** Start Supplied records **

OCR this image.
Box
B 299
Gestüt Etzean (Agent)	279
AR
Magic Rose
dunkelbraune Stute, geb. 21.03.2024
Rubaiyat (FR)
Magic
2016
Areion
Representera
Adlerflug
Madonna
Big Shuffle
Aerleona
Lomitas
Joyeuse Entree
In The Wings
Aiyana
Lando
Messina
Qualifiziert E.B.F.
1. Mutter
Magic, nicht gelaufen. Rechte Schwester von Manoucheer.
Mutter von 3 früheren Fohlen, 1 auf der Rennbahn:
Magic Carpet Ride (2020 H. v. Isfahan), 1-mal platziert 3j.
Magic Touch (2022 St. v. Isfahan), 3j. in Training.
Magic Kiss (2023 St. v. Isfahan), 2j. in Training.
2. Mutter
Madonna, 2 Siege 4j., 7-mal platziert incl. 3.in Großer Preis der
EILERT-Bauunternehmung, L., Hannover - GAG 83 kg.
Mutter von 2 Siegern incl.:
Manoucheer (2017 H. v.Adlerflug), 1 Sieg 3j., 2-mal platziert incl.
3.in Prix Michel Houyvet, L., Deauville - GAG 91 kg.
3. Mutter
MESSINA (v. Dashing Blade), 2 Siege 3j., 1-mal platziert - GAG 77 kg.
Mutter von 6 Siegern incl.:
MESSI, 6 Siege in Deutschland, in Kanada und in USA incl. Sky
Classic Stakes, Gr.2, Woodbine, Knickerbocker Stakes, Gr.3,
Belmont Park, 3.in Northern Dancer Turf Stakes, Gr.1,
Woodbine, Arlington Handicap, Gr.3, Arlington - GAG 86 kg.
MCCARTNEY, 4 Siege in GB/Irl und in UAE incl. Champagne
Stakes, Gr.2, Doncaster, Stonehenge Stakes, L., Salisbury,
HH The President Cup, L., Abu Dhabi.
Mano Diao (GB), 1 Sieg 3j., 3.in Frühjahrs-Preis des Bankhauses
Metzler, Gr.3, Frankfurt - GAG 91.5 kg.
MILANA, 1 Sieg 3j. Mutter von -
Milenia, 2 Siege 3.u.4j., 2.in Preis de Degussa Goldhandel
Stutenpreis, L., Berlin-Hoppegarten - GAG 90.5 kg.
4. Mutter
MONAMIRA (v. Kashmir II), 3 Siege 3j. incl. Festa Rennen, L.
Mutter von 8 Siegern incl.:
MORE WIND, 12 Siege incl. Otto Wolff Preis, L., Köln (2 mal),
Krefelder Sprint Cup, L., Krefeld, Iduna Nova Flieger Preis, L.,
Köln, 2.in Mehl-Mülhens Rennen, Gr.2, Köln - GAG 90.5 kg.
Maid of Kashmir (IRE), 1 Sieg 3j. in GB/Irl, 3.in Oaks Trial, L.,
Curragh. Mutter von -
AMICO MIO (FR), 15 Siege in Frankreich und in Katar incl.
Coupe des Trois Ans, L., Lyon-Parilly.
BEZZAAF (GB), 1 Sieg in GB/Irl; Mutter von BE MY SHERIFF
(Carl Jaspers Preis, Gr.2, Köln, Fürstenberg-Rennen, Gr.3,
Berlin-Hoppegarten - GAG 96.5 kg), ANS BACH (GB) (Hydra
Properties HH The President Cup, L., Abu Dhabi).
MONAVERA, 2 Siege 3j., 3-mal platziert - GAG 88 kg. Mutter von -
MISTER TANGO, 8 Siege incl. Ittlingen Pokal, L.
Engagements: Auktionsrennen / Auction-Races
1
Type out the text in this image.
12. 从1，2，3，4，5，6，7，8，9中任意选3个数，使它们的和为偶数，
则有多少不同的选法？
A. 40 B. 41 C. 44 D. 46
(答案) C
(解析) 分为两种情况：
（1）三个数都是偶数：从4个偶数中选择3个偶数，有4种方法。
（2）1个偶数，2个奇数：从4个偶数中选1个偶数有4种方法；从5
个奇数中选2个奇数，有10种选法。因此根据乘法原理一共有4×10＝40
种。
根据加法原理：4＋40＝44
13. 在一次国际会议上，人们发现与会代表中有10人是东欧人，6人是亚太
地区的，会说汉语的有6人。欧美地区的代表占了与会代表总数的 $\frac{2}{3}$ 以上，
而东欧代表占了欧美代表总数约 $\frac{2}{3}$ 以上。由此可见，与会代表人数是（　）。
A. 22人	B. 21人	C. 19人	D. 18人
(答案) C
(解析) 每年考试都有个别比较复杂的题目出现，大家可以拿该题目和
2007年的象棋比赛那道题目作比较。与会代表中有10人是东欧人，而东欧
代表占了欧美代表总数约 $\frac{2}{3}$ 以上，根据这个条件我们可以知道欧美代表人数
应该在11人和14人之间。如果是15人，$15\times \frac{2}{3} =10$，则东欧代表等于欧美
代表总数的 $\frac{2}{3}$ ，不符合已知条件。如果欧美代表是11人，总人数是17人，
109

** End Supplied records **

**What the task asks:** Exactly how many lines in the data above contain the word "President"? Respond with the number and nothing more.

**Right answer:** 2